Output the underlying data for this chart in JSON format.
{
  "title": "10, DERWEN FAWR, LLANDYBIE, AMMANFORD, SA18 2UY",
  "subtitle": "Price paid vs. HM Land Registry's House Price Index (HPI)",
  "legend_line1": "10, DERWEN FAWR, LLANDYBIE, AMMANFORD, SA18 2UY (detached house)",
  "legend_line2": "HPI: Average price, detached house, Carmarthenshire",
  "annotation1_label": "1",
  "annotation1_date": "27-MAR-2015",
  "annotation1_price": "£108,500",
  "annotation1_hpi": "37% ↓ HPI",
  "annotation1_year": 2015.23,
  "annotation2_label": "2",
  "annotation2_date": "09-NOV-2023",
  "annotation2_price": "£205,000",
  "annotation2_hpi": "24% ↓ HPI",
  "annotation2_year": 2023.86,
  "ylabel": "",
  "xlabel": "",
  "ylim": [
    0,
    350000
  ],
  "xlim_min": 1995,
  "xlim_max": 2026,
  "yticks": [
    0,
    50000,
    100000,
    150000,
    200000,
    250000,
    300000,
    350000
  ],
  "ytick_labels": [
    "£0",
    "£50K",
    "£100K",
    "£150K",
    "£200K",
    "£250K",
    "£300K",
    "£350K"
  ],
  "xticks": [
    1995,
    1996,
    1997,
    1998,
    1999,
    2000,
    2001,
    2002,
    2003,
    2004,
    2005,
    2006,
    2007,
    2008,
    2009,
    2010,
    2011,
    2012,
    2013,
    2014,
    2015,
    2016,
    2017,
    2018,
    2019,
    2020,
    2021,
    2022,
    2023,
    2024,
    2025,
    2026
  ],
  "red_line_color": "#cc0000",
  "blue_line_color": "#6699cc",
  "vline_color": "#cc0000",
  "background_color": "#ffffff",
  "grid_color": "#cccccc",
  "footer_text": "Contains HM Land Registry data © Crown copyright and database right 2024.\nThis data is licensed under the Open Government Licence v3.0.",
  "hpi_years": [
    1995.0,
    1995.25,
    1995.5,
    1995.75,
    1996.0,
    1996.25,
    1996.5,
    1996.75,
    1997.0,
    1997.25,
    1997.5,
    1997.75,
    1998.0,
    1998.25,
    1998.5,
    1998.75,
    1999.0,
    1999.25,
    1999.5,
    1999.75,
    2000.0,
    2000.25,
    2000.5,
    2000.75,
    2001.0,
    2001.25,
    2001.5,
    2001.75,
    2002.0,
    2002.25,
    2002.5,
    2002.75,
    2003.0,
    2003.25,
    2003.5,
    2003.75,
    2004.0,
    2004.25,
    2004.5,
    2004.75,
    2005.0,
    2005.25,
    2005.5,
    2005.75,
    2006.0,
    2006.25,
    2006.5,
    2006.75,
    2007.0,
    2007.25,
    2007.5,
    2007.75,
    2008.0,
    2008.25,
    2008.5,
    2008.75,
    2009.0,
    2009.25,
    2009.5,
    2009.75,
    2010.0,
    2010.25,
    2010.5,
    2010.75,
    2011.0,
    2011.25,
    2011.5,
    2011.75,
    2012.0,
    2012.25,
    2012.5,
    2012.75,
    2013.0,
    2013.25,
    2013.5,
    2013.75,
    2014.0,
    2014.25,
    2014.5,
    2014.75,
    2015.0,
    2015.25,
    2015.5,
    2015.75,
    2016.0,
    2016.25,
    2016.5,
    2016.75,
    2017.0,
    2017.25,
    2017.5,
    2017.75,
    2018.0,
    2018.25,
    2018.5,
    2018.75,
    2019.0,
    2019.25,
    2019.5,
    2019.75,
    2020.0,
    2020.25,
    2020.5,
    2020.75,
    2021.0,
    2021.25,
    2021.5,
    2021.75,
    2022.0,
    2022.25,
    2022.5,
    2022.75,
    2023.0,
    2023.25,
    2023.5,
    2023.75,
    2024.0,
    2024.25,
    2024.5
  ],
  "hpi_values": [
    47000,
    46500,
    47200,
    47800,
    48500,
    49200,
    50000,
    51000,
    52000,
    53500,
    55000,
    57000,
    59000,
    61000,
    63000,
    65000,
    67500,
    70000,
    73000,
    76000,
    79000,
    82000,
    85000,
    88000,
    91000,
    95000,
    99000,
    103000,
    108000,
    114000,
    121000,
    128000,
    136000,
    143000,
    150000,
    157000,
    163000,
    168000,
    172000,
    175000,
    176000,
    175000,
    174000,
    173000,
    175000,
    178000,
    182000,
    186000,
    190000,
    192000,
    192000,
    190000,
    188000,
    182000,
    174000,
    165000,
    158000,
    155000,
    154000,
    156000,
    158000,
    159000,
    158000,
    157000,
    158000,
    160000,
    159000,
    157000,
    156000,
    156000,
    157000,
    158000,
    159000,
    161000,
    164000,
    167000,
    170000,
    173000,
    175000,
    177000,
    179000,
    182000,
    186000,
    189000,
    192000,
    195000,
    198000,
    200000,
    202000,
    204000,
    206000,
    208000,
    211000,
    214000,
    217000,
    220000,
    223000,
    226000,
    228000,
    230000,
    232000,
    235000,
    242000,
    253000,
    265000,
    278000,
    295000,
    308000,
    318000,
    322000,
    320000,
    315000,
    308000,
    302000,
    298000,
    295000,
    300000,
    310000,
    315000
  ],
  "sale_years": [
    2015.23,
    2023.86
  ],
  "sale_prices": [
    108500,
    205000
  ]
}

*BRIEF*: All of the entries must be quoted exactly; please include each one.

*THE COMPLETED TASK*:
Output the underlying data for this chart in JSON format.
{
  "title": "10, DERWEN FAWR, LLANDYBIE, AMMANFORD, SA18 2UY",
  "subtitle": "Price paid vs. HM Land Registry's House Price Index (HPI)",
  "legend_line1": "10, DERWEN FAWR, LLANDYBIE, AMMANFORD, SA18 2UY (detached house)",
  "legend_line2": "HPI: Average price, detached house, Carmarthenshire",
  "annotation1_label": "1",
  "annotation1_date": "27-MAR-2015",
  "annotation1_price": "£108,500",
  "annotation1_hpi": "37% ↓ HPI",
  "annotation1_year": 2015.23,
  "annotation2_label": "2",
  "annotation2_date": "09-NOV-2023",
  "annotation2_price": "£205,000",
  "annotation2_hpi": "24% ↓ HPI",
  "annotation2_year": 2023.86,
  "ylabel": "",
  "xlabel": "",
  "ylim": [
    0,
    350000
  ],
  "xlim_min": 1995,
  "xlim_max": 2026,
  "yticks": [
    0,
    50000,
    100000,
    150000,
    200000,
    250000,
    300000,
    350000
  ],
  "ytick_labels": [
    "£0",
    "£50K",
    "£100K",
    "£150K",
    "£200K",
    "£250K",
    "£300K",
    "£350K"
  ],
  "xticks": [
    1995,
    1996,
    1997,
    1998,
    1999,
    2000,
    2001,
    2002,
    2003,
    2004,
    2005,
    2006,
    2007,
    2008,
    2009,
    2010,
    2011,
    2012,
    2013,
    2014,
    2015,
    2016,
    2017,
    2018,
    2019,
    2020,
    2021,
    2022,
    2023,
    2024,
    2025,
    2026
  ],
  "red_line_color": "#cc0000",
  "blue_line_color": "#6699cc",
  "vline_color": "#cc0000",
  "background_color": "#ffffff",
  "grid_color": "#cccccc",
  "footer_text": "Contains HM Land Registry data © Crown copyright and database right 2024.\nThis data is licensed under the Open Government Licence v3.0.",
  "hpi_years": [
    1995.0,
    1995.25,
    1995.5,
    1995.75,
    1996.0,
    1996.25,
    1996.5,
    1996.75,
    1997.0,
    1997.25,
    1997.5,
    1997.75,
    1998.0,
    1998.25,
    1998.5,
    1998.75,
    1999.0,
    1999.25,
    1999.5,
    1999.75,
    2000.0,
    2000.25,
    2000.5,
    2000.75,
    2001.0,
    2001.25,
    2001.5,
    2001.75,
    2002.0,
    2002.25,
    2002.5,
    2002.75,
    2003.0,
    2003.25,
    2003.5,
    2003.75,
    2004.0,
    2004.25,
    2004.5,
    2004.75,
    2005.0,
    2005.25,
    2005.5,
    2005.75,
    2006.0,
    2006.25,
    2006.5,
    2006.75,
    2007.0,
    2007.25,
    2007.5,
    2007.75,
    2008.0,
    2008.25,
    2008.5,
    2008.75,
    2009.0,
    2009.25,
    2009.5,
    2009.75,
    2010.0,
    2010.25,
    2010.5,
    2010.75,
    2011.0,
    2011.25,
    2011.5,
    2011.75,
    2012.0,
    2012.25,
    2012.5,
    2012.75,
    2013.0,
    2013.25,
    2013.5,
    2013.75,
    2014.0,
    2014.25,
    2014.5,
    2014.75,
    2015.0,
    2015.25,
    2015.5,
    2015.75,
    2016.0,
    2016.25,
    2016.5,
    2016.75,
    2017.0,
    2017.25,
    2017.5,
    2017.75,
    2018.0,
    2018.25,
    2018.5,
    2018.75,
    2019.0,
    2019.25,
    2019.5,
    2019.75,
    2020.0,
    2020.25,
    2020.5,
    2020.75,
    2021.0,
    2021.25,
    2021.5,
    2021.75,
    2022.0,
    2022.25,
    2022.5,
    2022.75,
    2023.0,
    2023.25,
    2023.5,
    2023.75,
    2024.0,
    2024.25,
    2024.5
  ],
  "hpi_values": [
    47000,
    46500,
    47200,
    47800,
    48500,
    49200,
    50000,
    51000,
    52000,
    53500,
    55000,
    57000,
    59000,
    61000,
    63000,
    65000,
    67500,
    70000,
    73000,
    76000,
    79000,
    82000,
    85000,
    88000,
    91000,
    95000,
    99000,
    103000,
    108000,
    114000,
    121000,
    128000,
    136000,
    143000,
    150000,
    157000,
    163000,
    168000,
    172000,
    175000,
    176000,
    175000,
    174000,
    173000,
    175000,
    178000,
    182000,
    186000,
    190000,
    192000,
    192000,
    190000,
    188000,
    182000,
    174000,
    165000,
    158000,
    155000,
    154000,
    156000,
    158000,
    159000,
    158000,
    157000,
    158000,
    160000,
    159000,
    157000,
    156000,
    156000,
    157000,
    158000,
    159000,
    161000,
    164000,
    167000,
    170000,
    173000,
    175000,
    177000,
    179000,
    182000,
    186000,
    189000,
    192000,
    195000,
    198000,
    200000,
    202000,
    204000,
    206000,
    208000,
    211000,
    214000,
    217000,
    220000,
    223000,
    226000,
    228000,
    230000,
    232000,
    235000,
    242000,
    253000,
    265000,
    278000,
    295000,
    308000,
    318000,
    322000,
    320000,
    315000,
    308000,
    302000,
    298000,
    295000,
    300000,
    310000,
    315000
  ],
  "sale_years": [
    2015.23,
    2023.86
  ],
  "sale_prices": [
    108500,
    205000
  ]
}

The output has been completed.